▸ Do this: Check the listing below line by line and report how many lines hold "Dimension", with no other words.

____ Working data

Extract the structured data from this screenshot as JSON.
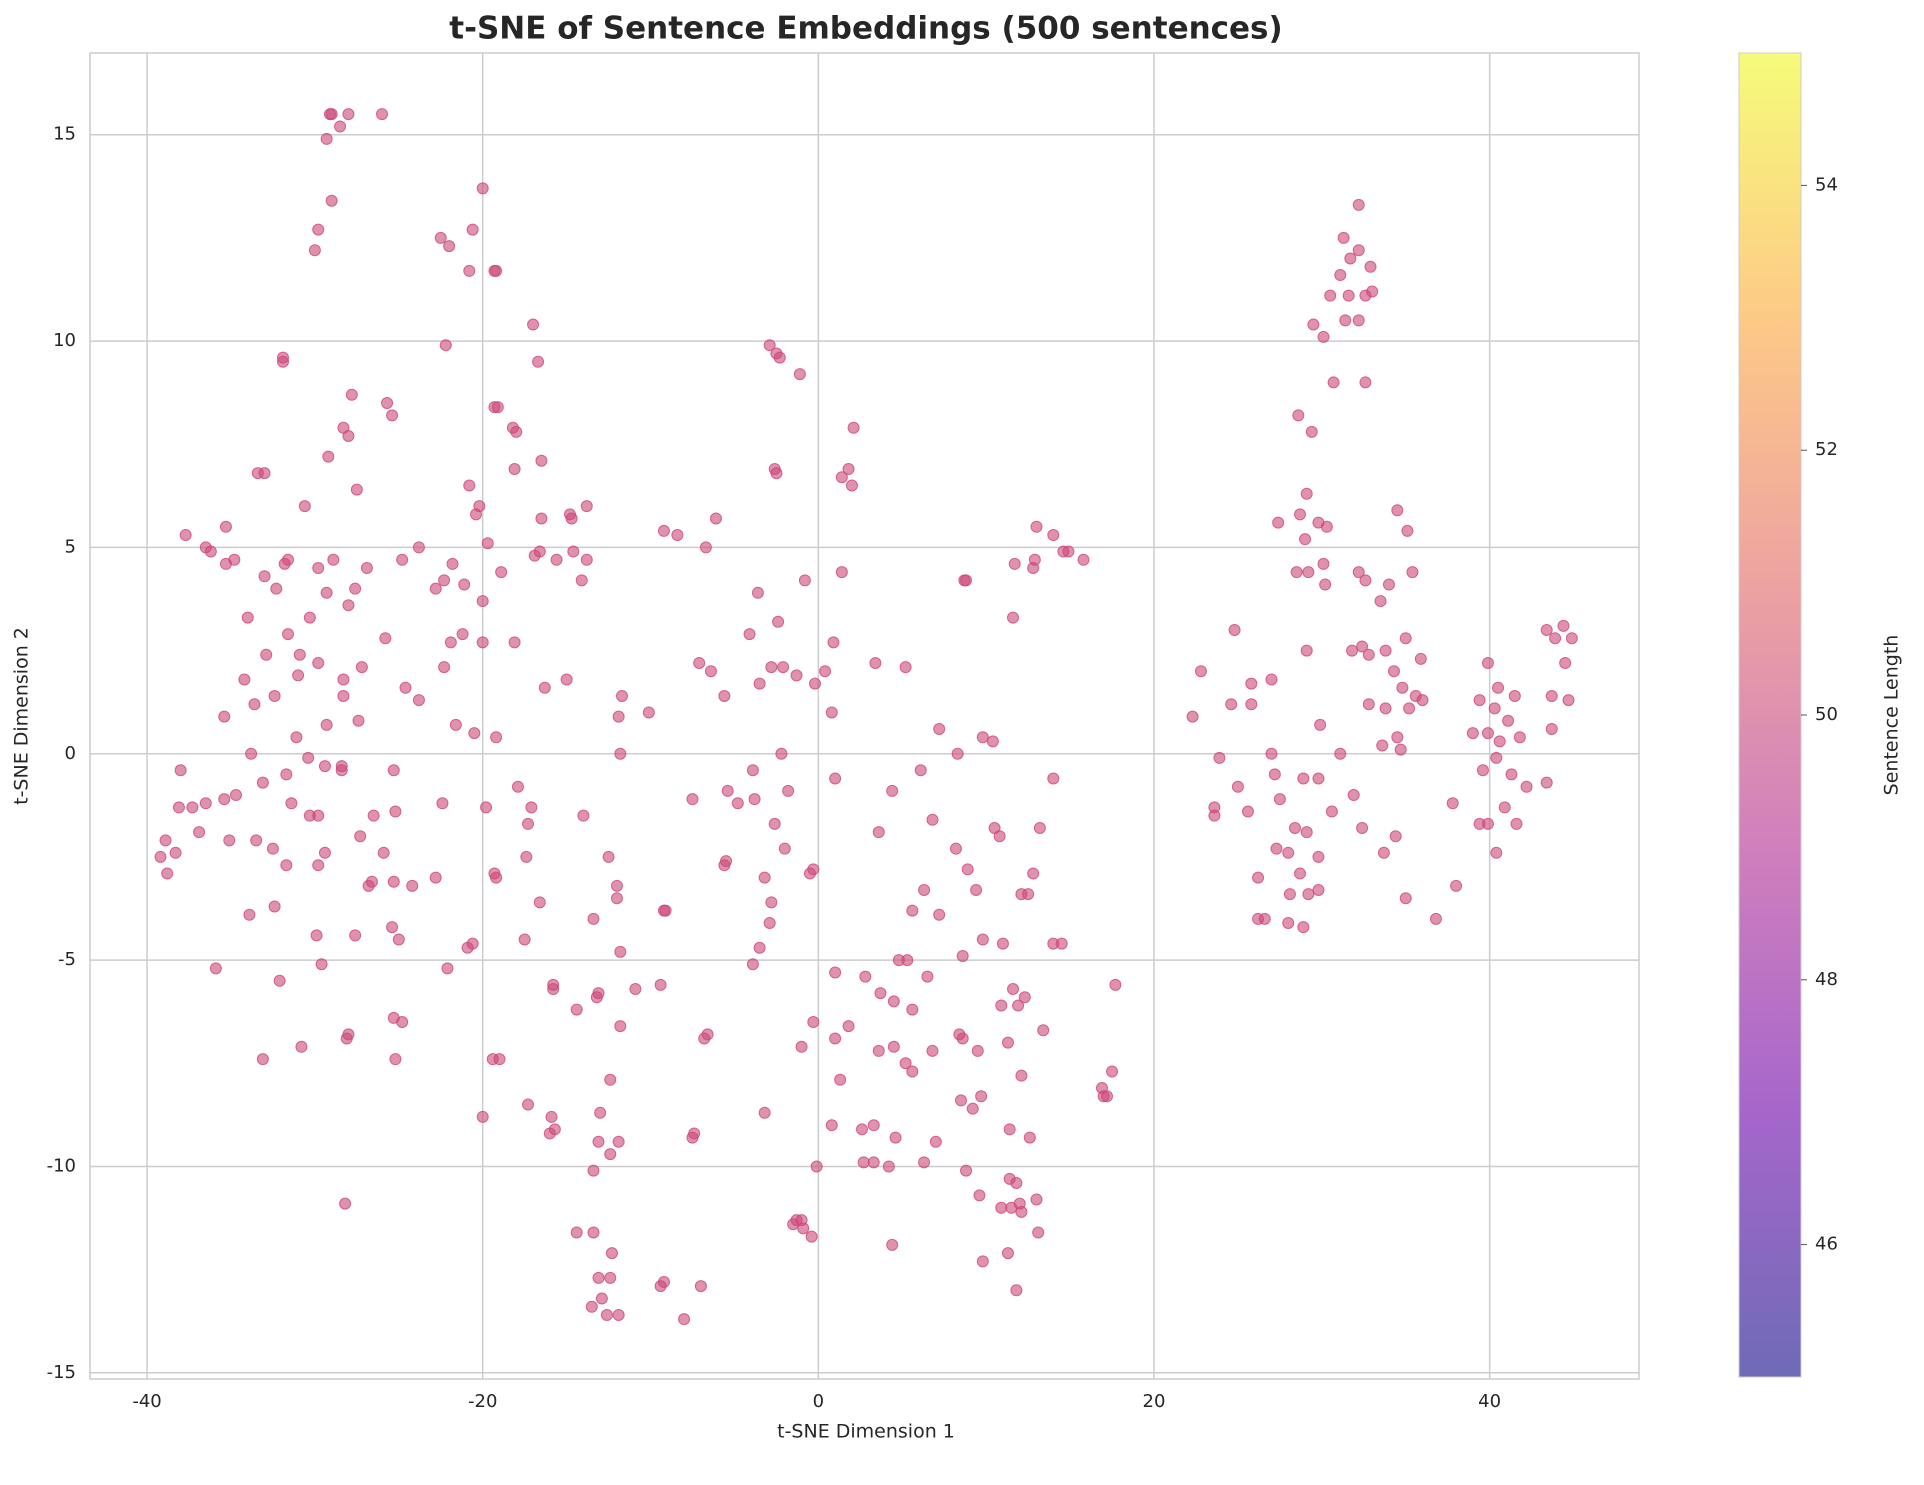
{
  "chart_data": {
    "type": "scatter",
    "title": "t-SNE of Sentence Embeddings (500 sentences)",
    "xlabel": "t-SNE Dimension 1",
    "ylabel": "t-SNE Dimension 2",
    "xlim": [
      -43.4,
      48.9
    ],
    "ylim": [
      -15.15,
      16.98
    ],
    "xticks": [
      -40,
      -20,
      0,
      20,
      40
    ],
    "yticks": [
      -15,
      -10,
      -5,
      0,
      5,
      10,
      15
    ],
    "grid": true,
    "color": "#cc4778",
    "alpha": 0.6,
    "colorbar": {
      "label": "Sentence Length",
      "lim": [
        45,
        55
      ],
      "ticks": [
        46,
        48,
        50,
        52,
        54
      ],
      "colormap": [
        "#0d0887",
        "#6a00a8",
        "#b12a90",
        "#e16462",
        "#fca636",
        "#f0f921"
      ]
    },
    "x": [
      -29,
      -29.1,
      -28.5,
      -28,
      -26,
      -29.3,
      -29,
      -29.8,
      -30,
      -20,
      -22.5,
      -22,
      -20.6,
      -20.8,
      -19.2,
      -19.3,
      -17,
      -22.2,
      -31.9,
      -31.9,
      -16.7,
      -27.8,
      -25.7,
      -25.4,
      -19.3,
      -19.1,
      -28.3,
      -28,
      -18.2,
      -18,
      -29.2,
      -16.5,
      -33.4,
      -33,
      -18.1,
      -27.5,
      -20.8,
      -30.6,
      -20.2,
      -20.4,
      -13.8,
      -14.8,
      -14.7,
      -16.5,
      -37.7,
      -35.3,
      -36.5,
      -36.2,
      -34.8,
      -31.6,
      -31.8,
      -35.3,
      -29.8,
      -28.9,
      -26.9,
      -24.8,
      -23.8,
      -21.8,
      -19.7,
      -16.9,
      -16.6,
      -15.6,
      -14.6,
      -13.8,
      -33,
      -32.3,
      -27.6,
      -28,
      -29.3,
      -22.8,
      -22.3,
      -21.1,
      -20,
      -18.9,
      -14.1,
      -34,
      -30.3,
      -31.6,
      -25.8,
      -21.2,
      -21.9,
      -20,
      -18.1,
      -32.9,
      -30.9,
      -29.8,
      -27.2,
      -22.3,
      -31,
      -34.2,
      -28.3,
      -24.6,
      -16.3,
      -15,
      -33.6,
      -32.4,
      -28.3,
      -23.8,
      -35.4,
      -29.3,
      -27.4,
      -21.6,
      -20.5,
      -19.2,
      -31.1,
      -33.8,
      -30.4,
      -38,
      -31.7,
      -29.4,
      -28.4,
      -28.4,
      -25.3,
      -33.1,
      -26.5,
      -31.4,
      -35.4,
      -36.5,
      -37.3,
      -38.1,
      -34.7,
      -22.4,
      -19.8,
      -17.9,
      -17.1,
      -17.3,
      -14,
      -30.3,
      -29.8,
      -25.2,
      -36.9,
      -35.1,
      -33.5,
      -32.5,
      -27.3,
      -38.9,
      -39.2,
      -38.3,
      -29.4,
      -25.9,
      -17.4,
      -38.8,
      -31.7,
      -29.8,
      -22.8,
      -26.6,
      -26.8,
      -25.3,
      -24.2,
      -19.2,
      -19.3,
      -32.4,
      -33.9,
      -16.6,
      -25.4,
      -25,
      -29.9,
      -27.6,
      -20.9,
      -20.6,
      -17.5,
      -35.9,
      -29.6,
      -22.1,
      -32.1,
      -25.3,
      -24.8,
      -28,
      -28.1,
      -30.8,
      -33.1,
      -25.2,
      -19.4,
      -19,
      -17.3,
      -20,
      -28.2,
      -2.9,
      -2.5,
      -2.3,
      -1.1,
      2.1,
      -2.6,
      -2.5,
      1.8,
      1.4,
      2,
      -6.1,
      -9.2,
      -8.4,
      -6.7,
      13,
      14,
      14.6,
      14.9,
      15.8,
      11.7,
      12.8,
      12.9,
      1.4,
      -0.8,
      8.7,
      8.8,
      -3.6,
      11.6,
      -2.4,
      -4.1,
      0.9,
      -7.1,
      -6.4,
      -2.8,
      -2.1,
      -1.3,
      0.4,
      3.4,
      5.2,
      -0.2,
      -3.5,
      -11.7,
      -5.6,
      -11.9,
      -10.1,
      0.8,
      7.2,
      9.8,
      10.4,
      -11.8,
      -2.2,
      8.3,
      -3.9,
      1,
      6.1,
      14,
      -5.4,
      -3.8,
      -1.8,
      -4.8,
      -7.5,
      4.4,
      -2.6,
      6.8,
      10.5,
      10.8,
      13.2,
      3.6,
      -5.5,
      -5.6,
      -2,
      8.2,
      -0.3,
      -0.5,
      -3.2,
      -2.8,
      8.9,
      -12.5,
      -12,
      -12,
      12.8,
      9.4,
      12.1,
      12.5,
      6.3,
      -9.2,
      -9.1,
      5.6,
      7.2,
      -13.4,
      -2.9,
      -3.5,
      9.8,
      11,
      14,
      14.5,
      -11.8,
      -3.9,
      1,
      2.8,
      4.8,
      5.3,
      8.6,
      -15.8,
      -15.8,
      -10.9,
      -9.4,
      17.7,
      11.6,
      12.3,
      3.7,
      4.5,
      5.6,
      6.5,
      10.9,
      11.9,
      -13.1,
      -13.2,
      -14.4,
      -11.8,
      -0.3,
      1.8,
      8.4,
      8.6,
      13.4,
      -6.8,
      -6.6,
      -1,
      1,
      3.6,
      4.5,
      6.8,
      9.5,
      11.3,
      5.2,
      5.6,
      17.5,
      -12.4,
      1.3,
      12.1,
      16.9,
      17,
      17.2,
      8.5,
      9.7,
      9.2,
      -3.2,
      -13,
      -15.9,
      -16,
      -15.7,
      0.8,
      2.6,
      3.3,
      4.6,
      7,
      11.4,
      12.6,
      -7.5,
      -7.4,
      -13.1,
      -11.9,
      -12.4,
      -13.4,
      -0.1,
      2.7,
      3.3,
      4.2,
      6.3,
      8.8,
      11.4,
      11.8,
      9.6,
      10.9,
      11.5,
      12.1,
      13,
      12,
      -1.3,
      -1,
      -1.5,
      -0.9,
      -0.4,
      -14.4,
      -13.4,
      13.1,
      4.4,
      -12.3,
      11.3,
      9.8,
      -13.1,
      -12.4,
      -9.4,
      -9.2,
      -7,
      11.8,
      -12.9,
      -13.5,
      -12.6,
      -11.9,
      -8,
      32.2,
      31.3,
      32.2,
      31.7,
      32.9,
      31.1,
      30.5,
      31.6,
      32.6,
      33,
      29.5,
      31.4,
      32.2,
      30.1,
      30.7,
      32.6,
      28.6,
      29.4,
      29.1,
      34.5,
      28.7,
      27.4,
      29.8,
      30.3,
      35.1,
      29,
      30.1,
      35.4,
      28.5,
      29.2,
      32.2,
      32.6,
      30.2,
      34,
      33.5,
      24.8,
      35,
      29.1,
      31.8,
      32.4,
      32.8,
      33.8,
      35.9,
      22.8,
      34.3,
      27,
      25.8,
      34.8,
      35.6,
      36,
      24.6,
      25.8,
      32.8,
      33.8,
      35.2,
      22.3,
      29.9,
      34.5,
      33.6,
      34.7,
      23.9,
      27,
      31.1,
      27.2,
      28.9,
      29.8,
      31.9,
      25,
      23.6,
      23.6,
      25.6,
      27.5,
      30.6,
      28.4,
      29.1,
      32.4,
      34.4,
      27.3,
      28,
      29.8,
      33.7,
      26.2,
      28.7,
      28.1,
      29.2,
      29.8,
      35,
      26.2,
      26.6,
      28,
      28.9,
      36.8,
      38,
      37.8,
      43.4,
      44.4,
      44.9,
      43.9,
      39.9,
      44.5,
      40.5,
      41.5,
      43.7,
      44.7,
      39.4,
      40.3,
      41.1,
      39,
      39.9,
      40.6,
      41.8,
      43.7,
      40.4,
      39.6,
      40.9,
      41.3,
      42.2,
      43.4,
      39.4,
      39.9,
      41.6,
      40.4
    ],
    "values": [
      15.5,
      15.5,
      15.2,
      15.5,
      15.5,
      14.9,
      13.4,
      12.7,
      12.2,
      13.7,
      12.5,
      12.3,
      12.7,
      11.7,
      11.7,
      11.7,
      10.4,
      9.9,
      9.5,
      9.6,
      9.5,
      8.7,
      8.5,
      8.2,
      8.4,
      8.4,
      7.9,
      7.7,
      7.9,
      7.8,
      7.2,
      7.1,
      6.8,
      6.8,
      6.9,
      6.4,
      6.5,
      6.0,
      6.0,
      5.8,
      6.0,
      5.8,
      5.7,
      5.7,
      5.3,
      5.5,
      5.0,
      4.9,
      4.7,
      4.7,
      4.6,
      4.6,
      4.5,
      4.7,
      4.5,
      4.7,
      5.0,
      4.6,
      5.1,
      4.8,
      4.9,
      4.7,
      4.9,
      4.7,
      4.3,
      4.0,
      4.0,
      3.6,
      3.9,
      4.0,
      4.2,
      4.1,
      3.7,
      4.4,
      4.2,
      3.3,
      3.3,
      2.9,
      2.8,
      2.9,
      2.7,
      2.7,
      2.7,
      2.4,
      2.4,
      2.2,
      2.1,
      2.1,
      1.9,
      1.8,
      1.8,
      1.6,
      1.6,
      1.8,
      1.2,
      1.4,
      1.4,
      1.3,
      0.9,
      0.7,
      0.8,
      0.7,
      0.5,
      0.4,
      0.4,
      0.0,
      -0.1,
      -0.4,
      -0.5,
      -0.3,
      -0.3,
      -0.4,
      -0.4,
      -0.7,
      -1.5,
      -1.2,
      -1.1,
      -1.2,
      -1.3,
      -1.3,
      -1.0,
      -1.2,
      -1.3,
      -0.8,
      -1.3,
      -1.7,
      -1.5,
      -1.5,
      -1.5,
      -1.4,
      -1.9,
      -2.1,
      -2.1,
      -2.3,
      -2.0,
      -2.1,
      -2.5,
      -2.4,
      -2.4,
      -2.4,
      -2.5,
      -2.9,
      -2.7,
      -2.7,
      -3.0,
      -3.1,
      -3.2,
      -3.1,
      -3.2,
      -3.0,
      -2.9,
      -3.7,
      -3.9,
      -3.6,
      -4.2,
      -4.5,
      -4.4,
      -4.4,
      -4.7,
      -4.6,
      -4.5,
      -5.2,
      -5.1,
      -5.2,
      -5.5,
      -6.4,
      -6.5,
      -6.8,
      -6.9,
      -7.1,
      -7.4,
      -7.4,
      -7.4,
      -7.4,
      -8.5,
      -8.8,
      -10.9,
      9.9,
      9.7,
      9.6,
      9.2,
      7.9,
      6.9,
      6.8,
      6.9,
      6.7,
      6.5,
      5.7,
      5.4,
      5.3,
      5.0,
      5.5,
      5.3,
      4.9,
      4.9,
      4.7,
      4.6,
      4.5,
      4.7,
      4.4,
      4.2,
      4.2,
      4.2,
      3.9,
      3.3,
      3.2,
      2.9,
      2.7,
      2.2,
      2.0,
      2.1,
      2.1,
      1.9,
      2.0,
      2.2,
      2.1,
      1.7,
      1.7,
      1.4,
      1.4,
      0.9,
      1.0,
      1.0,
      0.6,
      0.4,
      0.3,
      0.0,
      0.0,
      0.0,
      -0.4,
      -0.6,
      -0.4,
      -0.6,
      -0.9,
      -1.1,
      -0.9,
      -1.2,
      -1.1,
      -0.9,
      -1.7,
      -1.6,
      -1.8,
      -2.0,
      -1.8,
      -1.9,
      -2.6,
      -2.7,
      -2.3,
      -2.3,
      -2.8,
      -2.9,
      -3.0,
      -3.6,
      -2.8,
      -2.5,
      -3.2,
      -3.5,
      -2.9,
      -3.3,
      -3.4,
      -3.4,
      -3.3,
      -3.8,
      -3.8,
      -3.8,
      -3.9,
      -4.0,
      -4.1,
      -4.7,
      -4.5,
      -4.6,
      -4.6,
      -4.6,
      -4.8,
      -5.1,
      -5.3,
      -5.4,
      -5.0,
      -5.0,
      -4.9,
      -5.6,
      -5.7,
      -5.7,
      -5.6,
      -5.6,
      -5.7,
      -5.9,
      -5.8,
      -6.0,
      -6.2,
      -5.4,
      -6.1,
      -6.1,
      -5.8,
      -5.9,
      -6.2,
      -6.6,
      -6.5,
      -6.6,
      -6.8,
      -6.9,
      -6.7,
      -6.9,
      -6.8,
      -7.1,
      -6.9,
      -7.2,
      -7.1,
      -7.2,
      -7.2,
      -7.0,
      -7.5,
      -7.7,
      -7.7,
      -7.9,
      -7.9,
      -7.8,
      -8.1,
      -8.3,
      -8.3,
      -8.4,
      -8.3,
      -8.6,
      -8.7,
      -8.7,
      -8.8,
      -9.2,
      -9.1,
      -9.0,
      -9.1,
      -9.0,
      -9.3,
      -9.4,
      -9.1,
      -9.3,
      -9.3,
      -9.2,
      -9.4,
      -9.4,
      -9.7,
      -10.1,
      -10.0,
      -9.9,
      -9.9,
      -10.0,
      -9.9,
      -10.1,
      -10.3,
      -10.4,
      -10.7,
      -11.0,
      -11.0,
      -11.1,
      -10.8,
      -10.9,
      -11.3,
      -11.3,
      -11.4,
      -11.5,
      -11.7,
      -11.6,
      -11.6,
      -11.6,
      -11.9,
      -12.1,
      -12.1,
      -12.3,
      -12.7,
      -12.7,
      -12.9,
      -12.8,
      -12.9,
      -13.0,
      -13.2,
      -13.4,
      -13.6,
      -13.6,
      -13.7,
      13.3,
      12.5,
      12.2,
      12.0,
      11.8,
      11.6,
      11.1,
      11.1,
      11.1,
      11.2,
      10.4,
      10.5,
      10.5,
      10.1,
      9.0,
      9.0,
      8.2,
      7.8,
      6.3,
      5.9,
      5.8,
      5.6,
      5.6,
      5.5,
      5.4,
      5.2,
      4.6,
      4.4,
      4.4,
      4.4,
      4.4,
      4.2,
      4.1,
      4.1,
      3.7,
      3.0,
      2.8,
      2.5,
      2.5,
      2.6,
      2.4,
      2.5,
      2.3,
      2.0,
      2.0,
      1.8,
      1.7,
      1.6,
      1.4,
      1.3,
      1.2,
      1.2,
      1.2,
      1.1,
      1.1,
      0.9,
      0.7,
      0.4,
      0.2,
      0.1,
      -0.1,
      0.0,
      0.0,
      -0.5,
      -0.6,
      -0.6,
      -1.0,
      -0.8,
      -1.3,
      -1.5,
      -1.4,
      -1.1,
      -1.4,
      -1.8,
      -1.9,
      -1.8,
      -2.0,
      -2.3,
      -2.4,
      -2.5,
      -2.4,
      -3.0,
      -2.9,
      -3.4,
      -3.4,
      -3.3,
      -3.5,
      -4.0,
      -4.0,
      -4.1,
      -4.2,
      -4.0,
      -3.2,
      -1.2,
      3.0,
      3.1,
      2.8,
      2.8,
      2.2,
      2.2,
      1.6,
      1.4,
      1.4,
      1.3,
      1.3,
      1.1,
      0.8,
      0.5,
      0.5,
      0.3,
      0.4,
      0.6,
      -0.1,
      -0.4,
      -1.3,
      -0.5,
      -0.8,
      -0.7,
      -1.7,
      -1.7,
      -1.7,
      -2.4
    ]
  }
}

________

▸ Completed exercise: 2